▸ **Dataset entries**
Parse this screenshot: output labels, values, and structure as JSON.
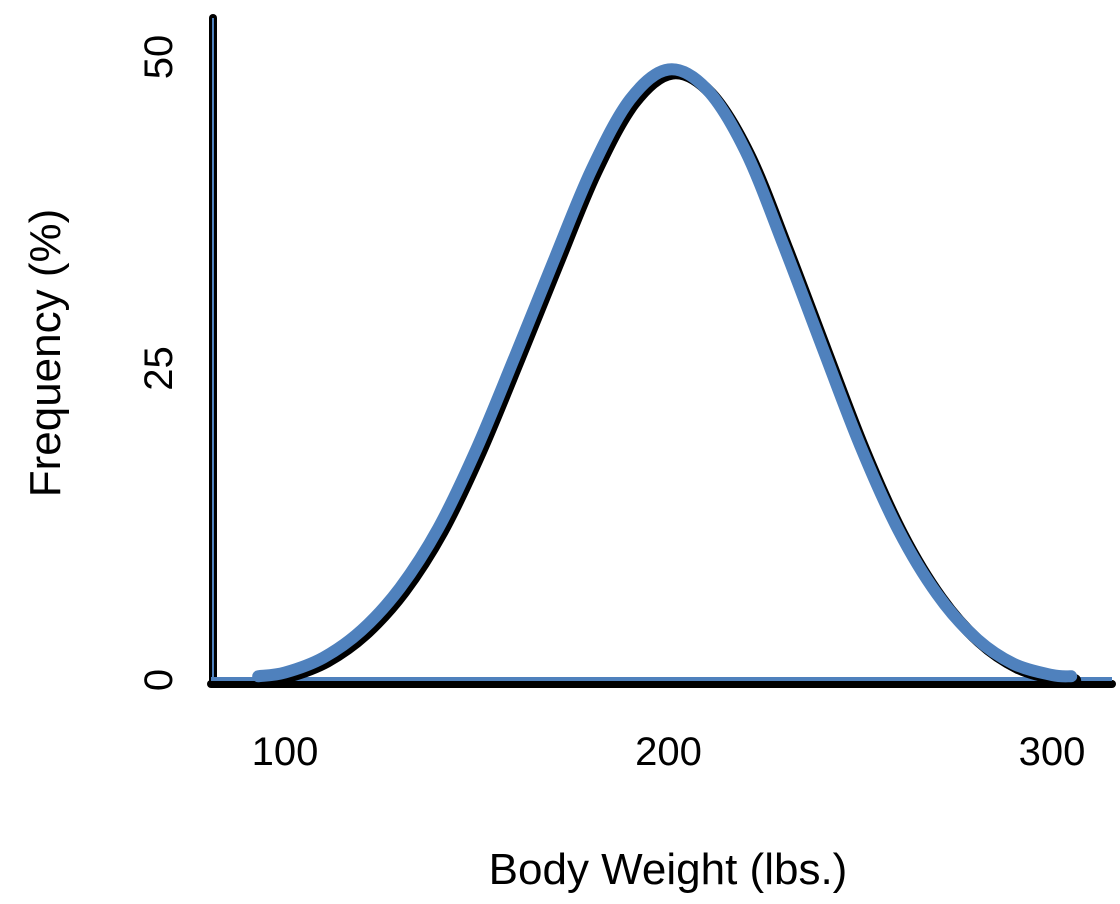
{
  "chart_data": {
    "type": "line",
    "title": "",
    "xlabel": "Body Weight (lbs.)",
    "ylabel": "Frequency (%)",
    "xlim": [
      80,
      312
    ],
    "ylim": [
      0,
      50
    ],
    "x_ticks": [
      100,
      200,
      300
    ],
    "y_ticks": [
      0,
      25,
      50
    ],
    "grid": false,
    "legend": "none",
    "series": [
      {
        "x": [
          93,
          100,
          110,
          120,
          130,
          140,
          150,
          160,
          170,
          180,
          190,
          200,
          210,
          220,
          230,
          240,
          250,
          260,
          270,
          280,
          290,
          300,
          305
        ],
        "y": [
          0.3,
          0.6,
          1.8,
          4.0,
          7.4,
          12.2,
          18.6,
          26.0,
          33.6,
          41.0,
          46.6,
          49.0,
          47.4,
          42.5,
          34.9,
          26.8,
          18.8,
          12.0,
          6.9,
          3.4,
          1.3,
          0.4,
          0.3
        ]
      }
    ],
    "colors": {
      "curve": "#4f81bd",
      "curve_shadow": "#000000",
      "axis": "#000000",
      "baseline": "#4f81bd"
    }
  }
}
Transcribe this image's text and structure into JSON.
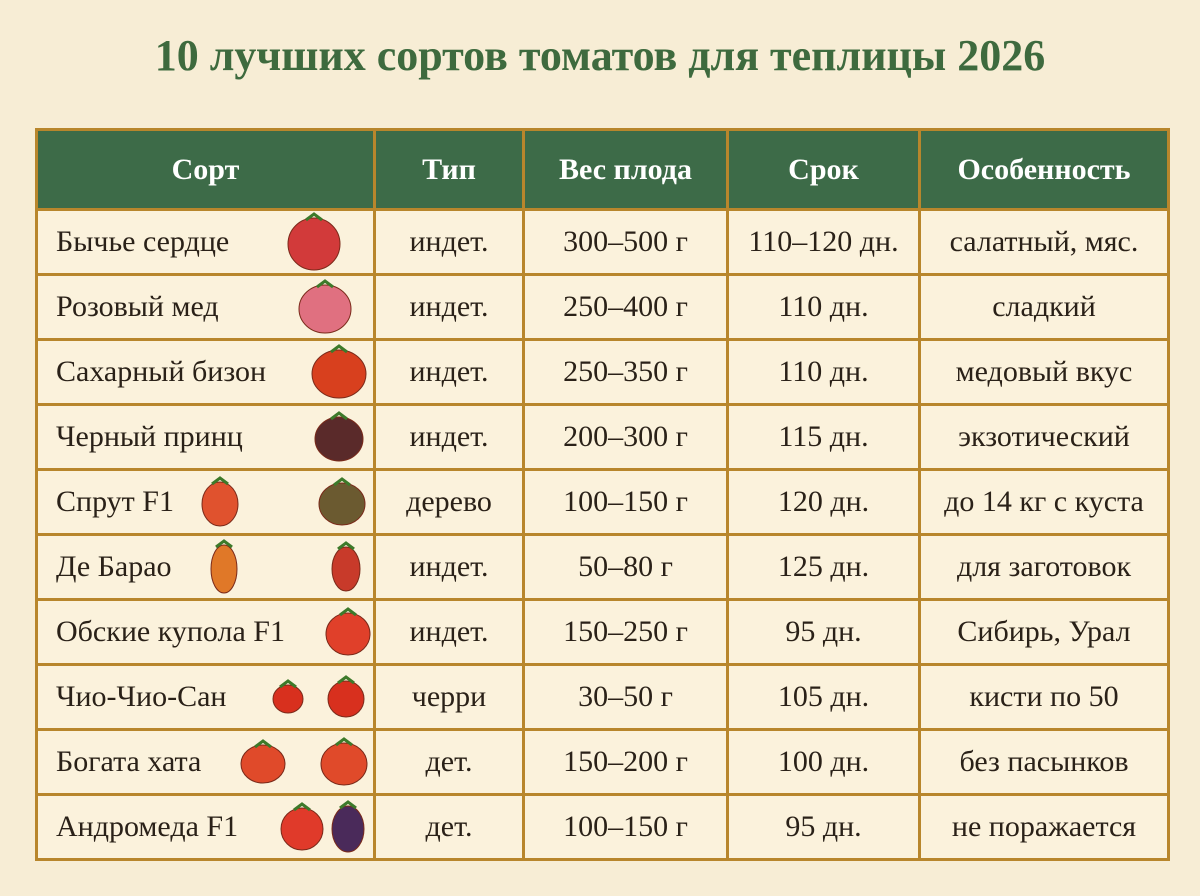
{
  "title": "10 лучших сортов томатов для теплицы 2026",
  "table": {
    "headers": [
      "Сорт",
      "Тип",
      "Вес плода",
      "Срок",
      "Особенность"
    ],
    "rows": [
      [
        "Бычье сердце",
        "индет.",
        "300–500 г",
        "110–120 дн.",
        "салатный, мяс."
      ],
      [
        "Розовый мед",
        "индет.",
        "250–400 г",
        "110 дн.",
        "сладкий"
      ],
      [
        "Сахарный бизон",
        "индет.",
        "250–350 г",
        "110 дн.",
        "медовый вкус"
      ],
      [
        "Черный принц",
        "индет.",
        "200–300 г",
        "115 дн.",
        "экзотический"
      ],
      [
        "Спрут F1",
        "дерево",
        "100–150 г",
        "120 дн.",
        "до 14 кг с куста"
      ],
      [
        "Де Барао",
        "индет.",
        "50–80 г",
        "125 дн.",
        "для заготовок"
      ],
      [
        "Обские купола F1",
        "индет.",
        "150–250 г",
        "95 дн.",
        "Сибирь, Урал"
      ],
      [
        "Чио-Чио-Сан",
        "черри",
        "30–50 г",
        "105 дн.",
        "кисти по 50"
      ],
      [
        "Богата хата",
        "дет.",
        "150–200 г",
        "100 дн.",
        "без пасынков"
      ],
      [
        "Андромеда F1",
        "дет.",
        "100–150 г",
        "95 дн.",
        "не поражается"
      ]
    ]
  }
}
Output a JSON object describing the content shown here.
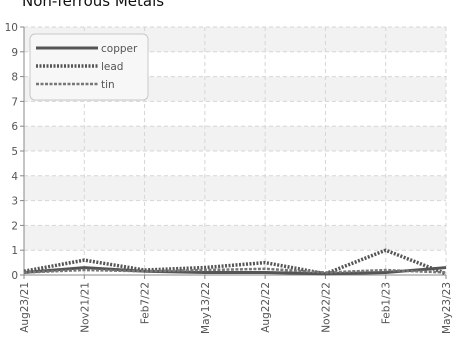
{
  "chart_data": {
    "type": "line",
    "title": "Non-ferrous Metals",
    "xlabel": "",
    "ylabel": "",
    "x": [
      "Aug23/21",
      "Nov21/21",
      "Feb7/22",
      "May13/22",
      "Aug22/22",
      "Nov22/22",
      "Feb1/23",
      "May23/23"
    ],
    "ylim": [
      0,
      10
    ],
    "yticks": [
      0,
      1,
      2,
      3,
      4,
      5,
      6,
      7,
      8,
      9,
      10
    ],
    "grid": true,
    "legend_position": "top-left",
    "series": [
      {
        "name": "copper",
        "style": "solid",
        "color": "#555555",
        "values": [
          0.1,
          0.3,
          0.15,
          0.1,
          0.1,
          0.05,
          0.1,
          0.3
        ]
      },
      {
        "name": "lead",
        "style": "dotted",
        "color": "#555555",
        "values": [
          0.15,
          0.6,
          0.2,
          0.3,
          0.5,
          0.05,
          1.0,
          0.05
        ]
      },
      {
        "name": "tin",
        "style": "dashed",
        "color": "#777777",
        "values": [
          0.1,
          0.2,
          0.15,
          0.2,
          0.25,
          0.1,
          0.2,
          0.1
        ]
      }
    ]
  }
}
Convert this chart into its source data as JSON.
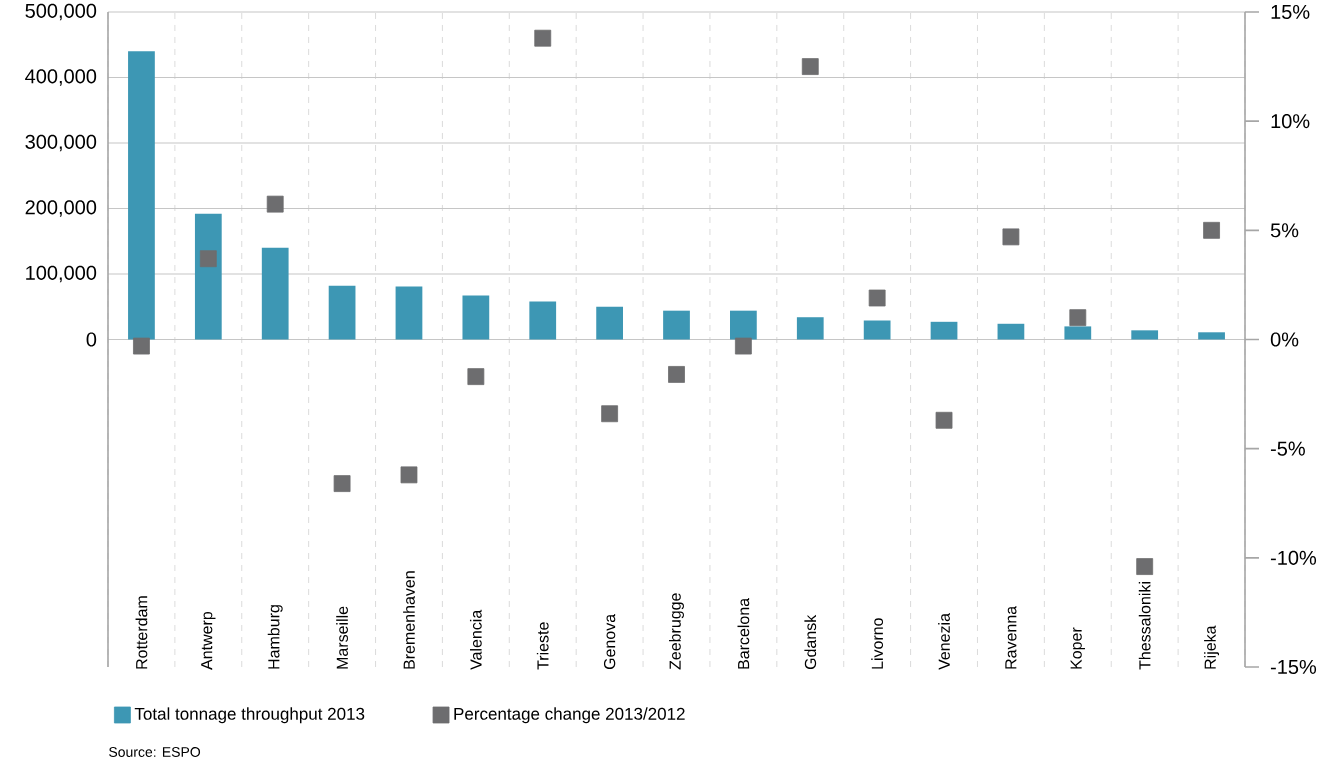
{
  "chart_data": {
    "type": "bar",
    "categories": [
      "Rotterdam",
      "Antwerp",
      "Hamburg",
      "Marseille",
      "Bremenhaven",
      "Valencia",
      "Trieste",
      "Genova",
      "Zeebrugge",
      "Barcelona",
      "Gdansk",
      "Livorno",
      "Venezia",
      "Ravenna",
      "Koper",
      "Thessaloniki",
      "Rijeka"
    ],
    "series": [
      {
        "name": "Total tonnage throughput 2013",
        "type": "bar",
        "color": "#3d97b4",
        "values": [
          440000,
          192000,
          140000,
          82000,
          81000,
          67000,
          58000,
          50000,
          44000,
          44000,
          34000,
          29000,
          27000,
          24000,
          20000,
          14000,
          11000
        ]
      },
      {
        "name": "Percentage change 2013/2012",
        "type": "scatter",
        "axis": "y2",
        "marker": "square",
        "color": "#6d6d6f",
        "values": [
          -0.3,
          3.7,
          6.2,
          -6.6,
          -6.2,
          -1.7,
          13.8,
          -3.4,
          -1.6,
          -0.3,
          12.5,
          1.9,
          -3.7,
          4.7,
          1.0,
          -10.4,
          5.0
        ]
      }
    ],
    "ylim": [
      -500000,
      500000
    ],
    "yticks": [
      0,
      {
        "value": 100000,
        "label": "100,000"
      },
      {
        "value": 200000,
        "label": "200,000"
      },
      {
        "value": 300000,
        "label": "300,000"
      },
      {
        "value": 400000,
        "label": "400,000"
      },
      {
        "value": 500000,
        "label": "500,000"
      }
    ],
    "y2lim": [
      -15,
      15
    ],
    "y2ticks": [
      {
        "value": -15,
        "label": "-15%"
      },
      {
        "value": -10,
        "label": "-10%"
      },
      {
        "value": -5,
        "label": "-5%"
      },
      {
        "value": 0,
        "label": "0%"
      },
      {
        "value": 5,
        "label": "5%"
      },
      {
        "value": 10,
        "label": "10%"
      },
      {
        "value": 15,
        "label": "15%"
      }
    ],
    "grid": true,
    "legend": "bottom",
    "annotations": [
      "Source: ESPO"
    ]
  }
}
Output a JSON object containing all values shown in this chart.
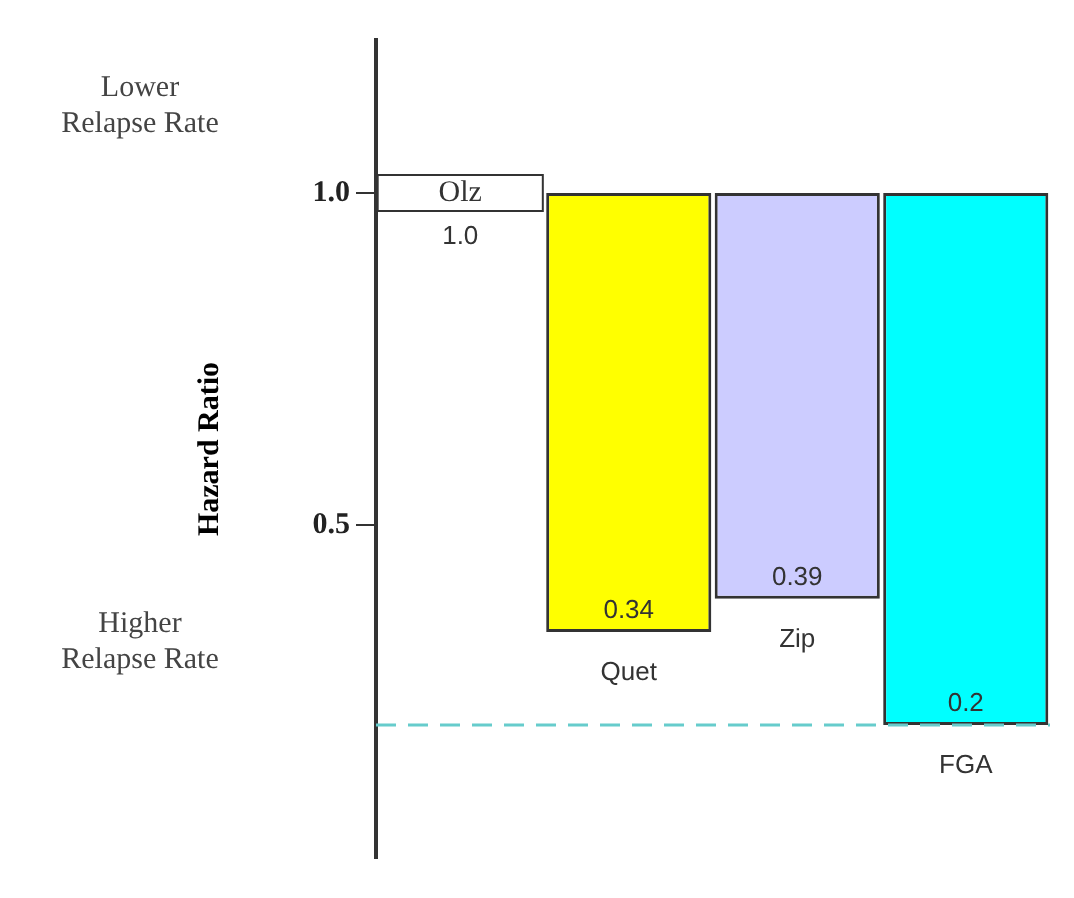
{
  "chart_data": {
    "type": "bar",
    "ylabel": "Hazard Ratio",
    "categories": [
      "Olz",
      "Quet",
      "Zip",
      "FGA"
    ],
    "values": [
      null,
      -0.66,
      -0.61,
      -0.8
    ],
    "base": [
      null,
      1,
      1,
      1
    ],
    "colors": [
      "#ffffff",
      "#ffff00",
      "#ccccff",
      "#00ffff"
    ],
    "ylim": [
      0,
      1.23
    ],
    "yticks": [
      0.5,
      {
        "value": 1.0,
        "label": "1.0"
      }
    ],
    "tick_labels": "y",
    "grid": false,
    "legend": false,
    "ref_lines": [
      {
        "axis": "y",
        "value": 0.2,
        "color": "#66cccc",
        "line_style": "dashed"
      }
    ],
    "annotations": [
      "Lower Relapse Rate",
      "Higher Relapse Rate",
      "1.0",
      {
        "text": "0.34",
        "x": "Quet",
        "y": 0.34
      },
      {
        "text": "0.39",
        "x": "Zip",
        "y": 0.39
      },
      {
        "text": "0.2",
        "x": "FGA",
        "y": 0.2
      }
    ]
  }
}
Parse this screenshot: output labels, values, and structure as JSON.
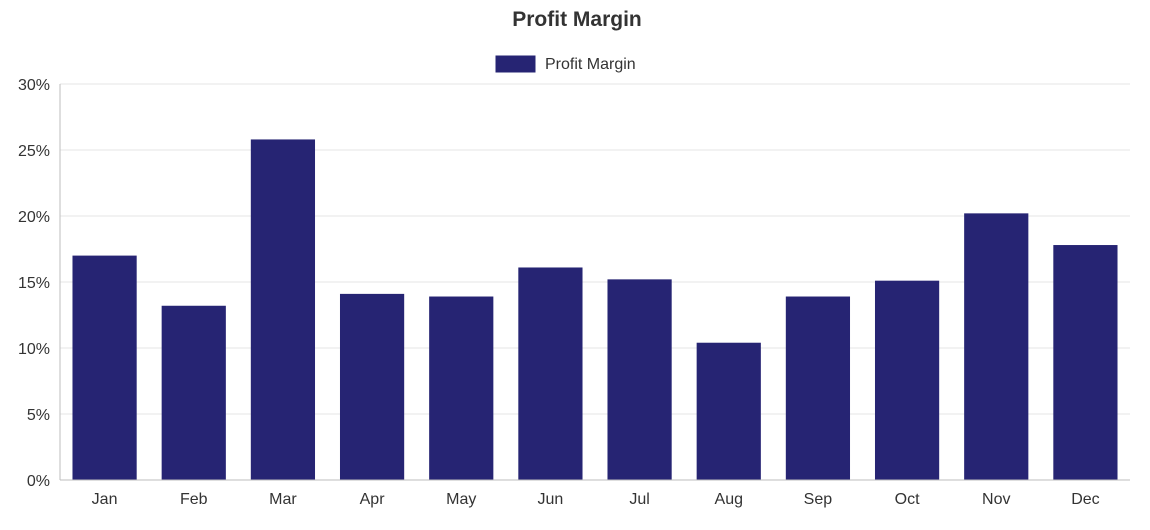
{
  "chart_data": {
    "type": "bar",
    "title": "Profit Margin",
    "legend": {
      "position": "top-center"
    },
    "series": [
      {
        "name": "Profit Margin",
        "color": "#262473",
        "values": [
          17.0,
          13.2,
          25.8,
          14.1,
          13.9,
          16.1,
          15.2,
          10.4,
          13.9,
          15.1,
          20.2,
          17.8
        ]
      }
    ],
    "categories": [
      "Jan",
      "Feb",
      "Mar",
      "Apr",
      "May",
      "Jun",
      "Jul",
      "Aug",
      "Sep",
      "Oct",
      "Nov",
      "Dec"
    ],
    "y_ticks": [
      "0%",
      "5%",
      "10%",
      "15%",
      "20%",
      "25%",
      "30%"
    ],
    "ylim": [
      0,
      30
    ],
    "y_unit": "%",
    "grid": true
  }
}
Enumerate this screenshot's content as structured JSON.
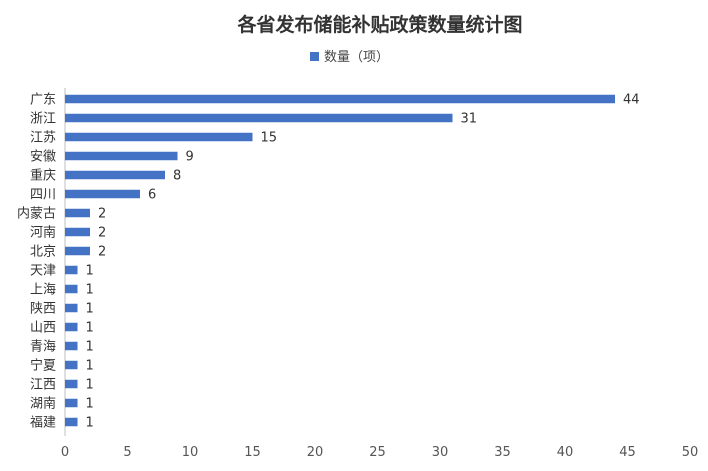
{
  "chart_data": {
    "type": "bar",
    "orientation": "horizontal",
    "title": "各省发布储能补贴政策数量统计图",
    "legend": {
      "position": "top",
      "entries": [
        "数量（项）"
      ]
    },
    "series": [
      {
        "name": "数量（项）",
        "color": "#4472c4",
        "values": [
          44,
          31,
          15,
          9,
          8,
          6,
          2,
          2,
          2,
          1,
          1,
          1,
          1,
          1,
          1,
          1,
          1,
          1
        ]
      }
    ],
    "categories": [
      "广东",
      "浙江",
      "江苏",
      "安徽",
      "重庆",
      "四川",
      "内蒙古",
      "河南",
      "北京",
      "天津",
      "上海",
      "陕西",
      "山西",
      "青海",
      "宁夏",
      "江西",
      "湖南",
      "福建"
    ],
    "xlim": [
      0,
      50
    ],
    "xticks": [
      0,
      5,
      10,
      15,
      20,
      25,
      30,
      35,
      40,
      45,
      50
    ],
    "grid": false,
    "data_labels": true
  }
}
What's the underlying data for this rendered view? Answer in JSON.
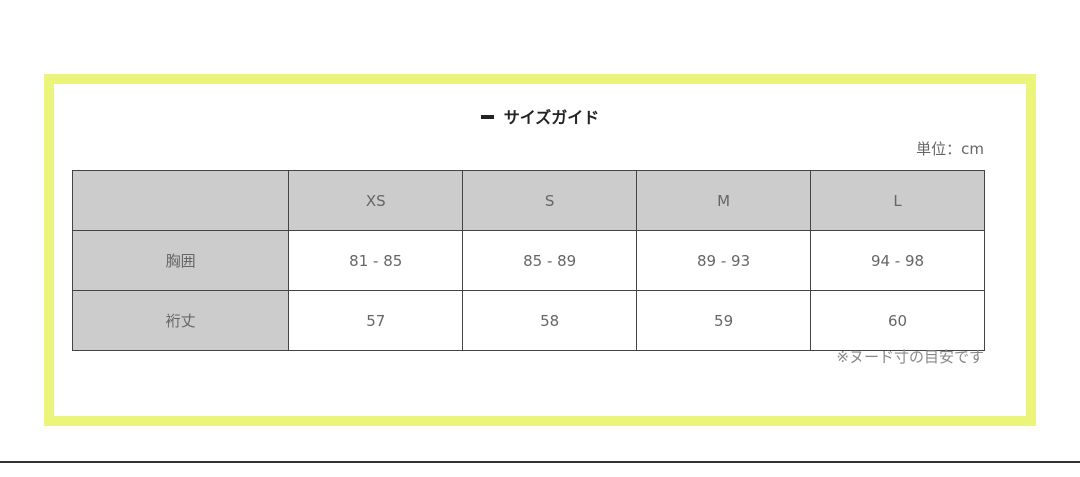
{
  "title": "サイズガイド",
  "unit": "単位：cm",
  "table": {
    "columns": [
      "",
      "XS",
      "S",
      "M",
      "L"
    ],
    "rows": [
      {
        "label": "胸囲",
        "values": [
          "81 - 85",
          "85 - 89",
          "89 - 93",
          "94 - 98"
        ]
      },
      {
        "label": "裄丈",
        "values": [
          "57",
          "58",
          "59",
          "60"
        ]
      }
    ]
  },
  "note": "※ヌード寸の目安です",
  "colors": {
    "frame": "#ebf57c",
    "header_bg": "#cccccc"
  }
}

▸ **Goal**
Filter the entries down to the lines with the word "Margin" in them.

▸ **Worked answer**
    "title": "Profit Margin",
        "name": "Profit Margin",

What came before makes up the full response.